Exercise brief
Go through the listing and copy each line with the string "всего".

Provided data

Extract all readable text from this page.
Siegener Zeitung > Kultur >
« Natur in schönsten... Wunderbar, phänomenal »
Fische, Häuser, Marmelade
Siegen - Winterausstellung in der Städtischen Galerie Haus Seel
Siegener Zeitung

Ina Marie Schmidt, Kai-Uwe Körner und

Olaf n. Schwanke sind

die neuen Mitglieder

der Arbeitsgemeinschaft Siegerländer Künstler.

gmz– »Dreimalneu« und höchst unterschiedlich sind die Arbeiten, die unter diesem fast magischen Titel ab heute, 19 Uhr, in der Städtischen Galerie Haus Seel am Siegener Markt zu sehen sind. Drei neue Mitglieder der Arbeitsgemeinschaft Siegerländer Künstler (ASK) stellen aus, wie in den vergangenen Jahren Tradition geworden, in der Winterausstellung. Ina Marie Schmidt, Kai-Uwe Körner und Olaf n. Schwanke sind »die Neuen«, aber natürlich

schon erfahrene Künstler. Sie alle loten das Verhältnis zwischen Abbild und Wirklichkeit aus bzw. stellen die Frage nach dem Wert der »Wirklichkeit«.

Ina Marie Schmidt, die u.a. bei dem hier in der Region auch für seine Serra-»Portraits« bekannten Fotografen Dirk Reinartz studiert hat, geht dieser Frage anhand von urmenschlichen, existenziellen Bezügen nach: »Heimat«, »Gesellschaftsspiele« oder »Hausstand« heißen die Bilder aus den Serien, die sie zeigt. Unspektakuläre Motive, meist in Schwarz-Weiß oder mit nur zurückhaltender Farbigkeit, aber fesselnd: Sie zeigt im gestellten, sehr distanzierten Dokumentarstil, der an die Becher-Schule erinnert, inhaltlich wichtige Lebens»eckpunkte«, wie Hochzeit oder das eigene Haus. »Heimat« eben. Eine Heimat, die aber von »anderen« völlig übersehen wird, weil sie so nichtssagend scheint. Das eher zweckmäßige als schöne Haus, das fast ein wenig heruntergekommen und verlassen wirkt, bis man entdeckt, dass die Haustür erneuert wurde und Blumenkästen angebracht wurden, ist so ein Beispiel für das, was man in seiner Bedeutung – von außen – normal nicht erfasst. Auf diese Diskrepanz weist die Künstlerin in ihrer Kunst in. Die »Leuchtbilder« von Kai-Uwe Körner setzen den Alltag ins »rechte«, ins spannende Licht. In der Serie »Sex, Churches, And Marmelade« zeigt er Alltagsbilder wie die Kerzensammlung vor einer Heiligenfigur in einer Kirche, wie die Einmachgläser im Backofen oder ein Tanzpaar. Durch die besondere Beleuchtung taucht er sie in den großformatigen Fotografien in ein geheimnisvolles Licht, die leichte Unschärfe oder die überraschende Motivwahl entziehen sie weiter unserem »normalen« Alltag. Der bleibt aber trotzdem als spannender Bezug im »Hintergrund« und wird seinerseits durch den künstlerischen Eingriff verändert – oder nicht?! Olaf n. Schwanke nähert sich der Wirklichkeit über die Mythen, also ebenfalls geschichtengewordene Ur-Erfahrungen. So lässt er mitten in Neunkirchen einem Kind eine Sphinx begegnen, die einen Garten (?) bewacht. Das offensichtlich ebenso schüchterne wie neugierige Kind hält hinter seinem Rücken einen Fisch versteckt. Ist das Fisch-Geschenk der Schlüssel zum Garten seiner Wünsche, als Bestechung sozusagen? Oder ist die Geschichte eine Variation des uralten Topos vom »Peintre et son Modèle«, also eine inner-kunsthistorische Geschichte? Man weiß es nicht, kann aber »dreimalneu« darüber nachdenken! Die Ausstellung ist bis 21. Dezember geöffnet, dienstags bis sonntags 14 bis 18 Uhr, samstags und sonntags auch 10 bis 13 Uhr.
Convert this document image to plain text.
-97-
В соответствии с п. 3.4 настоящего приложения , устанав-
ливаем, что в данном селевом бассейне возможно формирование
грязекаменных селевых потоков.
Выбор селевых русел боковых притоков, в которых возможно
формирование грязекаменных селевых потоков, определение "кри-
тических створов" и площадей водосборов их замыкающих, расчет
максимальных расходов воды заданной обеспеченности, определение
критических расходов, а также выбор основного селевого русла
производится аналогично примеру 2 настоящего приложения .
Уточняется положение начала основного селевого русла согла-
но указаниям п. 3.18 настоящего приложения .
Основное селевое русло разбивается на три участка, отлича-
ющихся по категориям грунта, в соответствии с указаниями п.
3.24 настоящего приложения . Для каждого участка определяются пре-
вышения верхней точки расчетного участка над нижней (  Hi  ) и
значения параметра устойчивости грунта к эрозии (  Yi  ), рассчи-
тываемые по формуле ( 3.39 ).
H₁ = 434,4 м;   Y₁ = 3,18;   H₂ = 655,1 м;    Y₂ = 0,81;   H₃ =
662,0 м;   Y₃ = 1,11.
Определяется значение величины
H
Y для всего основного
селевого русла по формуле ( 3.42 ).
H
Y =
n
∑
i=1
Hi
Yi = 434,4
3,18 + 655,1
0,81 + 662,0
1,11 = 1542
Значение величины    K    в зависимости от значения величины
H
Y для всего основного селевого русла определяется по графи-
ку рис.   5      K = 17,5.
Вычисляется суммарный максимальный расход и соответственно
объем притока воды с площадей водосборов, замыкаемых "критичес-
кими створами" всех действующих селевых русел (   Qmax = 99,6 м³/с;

Exercise response
Y для всего основного
Y для всего основного селевого русла определяется по графи-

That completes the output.